Collection entries
———

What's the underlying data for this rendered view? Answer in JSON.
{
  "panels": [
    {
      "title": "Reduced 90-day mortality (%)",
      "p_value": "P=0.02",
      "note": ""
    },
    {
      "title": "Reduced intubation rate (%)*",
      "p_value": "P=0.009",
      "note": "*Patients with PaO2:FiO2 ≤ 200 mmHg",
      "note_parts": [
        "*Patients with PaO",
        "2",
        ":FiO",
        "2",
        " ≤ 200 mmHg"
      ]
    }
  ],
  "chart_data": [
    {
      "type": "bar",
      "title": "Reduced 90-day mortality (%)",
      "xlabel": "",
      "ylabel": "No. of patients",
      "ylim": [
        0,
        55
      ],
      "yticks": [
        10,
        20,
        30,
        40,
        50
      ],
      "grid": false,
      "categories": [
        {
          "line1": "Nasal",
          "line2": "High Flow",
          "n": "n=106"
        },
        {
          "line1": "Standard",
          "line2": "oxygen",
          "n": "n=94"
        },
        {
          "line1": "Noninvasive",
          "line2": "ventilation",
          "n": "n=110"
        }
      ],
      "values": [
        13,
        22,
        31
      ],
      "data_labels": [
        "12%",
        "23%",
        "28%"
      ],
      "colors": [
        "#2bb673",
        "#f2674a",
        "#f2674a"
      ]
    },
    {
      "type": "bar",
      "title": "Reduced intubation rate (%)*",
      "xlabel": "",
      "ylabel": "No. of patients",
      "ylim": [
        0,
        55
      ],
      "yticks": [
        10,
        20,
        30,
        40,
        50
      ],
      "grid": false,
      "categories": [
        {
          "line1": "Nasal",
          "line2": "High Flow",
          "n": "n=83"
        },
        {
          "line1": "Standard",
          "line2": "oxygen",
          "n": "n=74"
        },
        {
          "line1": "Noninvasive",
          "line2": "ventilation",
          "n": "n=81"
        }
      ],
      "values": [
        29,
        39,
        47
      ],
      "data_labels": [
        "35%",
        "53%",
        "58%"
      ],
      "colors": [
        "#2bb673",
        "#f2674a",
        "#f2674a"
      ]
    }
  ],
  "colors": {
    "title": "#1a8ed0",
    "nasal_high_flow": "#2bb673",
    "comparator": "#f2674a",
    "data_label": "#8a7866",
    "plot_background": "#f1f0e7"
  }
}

———

● Exercise aim:
Each record is to be retyped exactly as written.

● Reply:
What's the underlying data for this rendered view? Answer in JSON.
{
  "panels": [
    {
      "title": "Reduced 90-day mortality (%)",
      "p_value": "P=0.02",
      "note": ""
    },
    {
      "title": "Reduced intubation rate (%)*",
      "p_value": "P=0.009",
      "note": "*Patients with PaO2:FiO2 ≤ 200 mmHg",
      "note_parts": [
        "*Patients with PaO",
        "2",
        ":FiO",
        "2",
        " ≤ 200 mmHg"
      ]
    }
  ],
  "chart_data": [
    {
      "type": "bar",
      "title": "Reduced 90-day mortality (%)",
      "xlabel": "",
      "ylabel": "No. of patients",
      "ylim": [
        0,
        55
      ],
      "yticks": [
        10,
        20,
        30,
        40,
        50
      ],
      "grid": false,
      "categories": [
        {
          "line1": "Nasal",
          "line2": "High Flow",
          "n": "n=106"
        },
        {
          "line1": "Standard",
          "line2": "oxygen",
          "n": "n=94"
        },
        {
          "line1": "Noninvasive",
          "line2": "ventilation",
          "n": "n=110"
        }
      ],
      "values": [
        13,
        22,
        31
      ],
      "data_labels": [
        "12%",
        "23%",
        "28%"
      ],
      "colors": [
        "#2bb673",
        "#f2674a",
        "#f2674a"
      ]
    },
    {
      "type": "bar",
      "title": "Reduced intubation rate (%)*",
      "xlabel": "",
      "ylabel": "No. of patients",
      "ylim": [
        0,
        55
      ],
      "yticks": [
        10,
        20,
        30,
        40,
        50
      ],
      "grid": false,
      "categories": [
        {
          "line1": "Nasal",
          "line2": "High Flow",
          "n": "n=83"
        },
        {
          "line1": "Standard",
          "line2": "oxygen",
          "n": "n=74"
        },
        {
          "line1": "Noninvasive",
          "line2": "ventilation",
          "n": "n=81"
        }
      ],
      "values": [
        29,
        39,
        47
      ],
      "data_labels": [
        "35%",
        "53%",
        "58%"
      ],
      "colors": [
        "#2bb673",
        "#f2674a",
        "#f2674a"
      ]
    }
  ],
  "colors": {
    "title": "#1a8ed0",
    "nasal_high_flow": "#2bb673",
    "comparator": "#f2674a",
    "data_label": "#8a7866",
    "plot_background": "#f1f0e7"
  }
}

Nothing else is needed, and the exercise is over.